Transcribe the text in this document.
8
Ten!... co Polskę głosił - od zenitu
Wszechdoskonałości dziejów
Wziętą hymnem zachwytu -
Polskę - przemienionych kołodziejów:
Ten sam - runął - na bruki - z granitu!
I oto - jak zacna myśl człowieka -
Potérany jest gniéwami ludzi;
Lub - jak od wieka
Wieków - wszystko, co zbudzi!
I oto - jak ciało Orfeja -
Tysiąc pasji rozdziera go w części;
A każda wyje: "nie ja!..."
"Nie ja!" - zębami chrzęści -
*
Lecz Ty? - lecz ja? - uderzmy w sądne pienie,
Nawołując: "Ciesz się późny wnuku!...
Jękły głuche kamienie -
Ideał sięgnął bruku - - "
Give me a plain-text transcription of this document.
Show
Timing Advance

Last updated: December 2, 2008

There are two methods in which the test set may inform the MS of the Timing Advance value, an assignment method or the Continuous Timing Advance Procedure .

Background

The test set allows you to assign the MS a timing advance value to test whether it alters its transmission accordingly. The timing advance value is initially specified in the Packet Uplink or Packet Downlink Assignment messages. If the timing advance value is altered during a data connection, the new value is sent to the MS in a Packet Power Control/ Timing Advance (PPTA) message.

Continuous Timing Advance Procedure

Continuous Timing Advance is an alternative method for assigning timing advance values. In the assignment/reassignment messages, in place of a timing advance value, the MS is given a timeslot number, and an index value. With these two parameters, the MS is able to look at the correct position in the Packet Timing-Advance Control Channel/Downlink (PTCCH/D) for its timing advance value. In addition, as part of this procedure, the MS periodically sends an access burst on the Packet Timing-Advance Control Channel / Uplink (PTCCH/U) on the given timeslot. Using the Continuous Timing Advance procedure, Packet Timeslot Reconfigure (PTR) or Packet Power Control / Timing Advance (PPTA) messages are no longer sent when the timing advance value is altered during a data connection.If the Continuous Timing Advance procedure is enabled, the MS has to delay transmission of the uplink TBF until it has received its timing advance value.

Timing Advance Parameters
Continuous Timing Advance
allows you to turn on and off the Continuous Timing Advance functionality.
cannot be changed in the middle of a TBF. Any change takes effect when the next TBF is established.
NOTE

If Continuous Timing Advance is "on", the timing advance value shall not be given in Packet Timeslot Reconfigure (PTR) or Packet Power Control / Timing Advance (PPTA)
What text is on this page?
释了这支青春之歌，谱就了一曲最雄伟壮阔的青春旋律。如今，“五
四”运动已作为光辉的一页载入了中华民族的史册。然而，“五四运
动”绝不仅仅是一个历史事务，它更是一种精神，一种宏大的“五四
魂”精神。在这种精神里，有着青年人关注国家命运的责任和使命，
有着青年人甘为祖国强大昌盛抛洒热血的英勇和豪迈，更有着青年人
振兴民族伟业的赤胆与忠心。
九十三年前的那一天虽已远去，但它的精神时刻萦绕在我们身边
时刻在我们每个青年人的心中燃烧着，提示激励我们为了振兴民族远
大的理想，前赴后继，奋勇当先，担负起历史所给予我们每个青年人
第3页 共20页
--------------------
Work instructions -
Show the lines of the records that contain the word "document".

Task result -
Transcribe the text in this document.
Give me a plain-text transcription of this document.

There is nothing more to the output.